Task directions — Repeat the items from the start of the records through the line that contains "legend-label: 10 Years", including both ends.

(Element boundary records)
○ ○ ○ ○

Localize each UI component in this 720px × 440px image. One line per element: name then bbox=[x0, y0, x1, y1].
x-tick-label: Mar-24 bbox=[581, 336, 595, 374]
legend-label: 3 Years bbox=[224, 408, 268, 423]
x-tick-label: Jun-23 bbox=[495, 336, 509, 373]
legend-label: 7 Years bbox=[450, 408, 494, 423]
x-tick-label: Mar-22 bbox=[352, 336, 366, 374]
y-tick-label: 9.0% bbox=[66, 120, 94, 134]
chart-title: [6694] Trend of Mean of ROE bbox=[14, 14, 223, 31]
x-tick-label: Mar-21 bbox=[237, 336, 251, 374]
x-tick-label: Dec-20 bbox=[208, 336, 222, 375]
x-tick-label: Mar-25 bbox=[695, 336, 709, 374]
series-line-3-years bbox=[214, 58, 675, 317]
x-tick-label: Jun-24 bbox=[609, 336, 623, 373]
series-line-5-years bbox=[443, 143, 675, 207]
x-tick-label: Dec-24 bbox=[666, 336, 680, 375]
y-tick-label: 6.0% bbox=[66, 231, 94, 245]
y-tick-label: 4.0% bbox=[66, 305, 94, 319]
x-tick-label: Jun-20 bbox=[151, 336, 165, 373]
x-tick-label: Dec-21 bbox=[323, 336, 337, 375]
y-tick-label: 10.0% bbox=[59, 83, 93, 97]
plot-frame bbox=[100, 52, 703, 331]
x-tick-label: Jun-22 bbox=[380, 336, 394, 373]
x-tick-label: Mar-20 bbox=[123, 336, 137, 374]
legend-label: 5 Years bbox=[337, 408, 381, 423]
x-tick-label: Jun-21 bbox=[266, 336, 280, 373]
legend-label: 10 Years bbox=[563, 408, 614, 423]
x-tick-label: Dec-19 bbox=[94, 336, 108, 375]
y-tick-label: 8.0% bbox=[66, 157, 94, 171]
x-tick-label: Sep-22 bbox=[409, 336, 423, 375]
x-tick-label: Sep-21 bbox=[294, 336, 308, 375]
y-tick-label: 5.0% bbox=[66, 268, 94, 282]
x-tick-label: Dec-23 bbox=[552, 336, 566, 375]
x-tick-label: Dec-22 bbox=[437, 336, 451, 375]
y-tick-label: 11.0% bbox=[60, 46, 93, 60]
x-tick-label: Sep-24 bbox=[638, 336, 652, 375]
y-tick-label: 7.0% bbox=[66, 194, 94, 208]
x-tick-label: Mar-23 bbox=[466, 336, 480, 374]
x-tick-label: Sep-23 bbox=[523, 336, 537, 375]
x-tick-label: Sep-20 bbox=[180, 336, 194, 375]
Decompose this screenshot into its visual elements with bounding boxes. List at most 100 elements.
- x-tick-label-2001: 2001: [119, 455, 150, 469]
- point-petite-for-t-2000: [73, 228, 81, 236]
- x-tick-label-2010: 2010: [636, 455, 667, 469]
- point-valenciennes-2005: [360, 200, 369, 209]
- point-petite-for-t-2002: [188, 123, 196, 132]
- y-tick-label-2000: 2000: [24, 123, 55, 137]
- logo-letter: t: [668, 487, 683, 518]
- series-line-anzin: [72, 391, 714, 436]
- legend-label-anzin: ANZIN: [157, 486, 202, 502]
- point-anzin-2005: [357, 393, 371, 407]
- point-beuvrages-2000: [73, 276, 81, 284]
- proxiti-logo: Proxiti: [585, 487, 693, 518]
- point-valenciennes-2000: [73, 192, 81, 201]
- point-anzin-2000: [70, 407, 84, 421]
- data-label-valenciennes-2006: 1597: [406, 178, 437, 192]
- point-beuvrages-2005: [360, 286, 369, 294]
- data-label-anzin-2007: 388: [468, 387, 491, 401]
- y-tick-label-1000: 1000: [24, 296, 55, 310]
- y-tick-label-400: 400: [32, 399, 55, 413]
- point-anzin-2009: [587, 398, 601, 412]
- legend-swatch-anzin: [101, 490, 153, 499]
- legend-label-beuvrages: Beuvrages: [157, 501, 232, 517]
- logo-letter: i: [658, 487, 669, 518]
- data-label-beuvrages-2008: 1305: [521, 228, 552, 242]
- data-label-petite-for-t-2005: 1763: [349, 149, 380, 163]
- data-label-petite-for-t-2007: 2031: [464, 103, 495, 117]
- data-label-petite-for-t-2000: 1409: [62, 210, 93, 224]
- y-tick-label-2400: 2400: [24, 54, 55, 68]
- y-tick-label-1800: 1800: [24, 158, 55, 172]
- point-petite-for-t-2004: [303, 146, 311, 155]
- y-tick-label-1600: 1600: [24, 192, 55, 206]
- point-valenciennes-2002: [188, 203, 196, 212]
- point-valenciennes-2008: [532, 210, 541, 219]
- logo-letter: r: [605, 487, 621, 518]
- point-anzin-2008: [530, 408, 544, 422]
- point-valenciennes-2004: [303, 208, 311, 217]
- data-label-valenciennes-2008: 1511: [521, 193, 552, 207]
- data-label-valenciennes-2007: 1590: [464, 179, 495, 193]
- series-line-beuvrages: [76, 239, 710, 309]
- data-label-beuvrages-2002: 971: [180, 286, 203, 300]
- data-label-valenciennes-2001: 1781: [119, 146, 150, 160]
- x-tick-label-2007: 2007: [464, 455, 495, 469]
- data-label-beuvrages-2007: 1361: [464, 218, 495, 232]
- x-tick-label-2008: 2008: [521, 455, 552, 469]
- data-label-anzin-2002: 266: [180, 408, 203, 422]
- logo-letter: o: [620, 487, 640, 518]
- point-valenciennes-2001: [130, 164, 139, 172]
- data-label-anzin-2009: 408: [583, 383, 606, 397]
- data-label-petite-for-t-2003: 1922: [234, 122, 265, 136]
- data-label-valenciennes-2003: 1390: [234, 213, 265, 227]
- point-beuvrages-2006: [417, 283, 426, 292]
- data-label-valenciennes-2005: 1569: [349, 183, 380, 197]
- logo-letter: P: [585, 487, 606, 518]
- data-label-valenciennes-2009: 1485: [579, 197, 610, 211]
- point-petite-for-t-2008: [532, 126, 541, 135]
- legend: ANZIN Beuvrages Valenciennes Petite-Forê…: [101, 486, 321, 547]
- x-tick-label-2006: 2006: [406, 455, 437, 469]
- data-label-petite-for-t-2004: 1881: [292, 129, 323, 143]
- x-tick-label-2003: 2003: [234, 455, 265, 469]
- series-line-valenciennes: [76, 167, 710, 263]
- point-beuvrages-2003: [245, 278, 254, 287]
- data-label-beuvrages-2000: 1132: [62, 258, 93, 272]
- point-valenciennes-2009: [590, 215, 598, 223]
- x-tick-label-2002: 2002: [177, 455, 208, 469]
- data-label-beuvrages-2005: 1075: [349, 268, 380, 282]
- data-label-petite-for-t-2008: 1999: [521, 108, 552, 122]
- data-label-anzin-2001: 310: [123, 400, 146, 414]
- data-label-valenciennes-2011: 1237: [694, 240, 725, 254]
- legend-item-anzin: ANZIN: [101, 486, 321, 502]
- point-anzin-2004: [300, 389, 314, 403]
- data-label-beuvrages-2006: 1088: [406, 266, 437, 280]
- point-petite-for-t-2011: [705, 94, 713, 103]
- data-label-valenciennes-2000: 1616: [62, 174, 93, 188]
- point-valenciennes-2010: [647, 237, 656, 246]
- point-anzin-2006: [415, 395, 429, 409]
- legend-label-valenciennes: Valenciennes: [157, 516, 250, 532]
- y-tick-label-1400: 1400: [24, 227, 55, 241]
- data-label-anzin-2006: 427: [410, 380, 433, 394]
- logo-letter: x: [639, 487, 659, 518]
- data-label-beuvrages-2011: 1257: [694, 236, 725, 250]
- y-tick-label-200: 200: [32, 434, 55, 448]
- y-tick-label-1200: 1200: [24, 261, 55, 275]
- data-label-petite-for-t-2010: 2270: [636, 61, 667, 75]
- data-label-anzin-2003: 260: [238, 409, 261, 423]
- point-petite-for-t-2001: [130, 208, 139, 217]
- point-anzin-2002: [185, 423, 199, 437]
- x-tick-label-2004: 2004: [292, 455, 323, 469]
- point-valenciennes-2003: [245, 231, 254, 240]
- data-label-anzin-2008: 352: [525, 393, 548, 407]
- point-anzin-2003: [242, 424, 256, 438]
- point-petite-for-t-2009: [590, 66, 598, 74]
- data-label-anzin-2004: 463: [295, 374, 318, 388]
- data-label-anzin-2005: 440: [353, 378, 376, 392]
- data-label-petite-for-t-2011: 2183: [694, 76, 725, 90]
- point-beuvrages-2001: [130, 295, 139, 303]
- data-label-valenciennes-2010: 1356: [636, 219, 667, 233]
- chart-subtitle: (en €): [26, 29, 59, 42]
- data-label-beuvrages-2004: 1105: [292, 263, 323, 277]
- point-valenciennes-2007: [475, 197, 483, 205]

○ ○ ○ ○

Task result —
Localize each UI component in this 720px × 440px image. One line per element: name then bbox=[x0, y0, x1, y1].
x-tick-label: Mar-24 bbox=[581, 336, 595, 374]
legend-label: 3 Years bbox=[224, 408, 268, 423]
x-tick-label: Jun-23 bbox=[495, 336, 509, 373]
legend-label: 7 Years bbox=[450, 408, 494, 423]
x-tick-label: Mar-22 bbox=[352, 336, 366, 374]
y-tick-label: 9.0% bbox=[66, 120, 94, 134]
chart-title: [6694] Trend of Mean of ROE bbox=[14, 14, 223, 31]
x-tick-label: Mar-21 bbox=[237, 336, 251, 374]
x-tick-label: Dec-20 bbox=[208, 336, 222, 375]
x-tick-label: Mar-25 bbox=[695, 336, 709, 374]
series-line-3-years bbox=[214, 58, 675, 317]
x-tick-label: Jun-24 bbox=[609, 336, 623, 373]
series-line-5-years bbox=[443, 143, 675, 207]
x-tick-label: Dec-24 bbox=[666, 336, 680, 375]
y-tick-label: 6.0% bbox=[66, 231, 94, 245]
y-tick-label: 4.0% bbox=[66, 305, 94, 319]
x-tick-label: Jun-20 bbox=[151, 336, 165, 373]
x-tick-label: Dec-21 bbox=[323, 336, 337, 375]
y-tick-label: 10.0% bbox=[59, 83, 93, 97]
plot-frame bbox=[100, 52, 703, 331]
x-tick-label: Jun-22 bbox=[380, 336, 394, 373]
x-tick-label: Mar-20 bbox=[123, 336, 137, 374]
legend-label: 5 Years bbox=[337, 408, 381, 423]
x-tick-label: Jun-21 bbox=[266, 336, 280, 373]
legend-label: 10 Years bbox=[563, 408, 614, 423]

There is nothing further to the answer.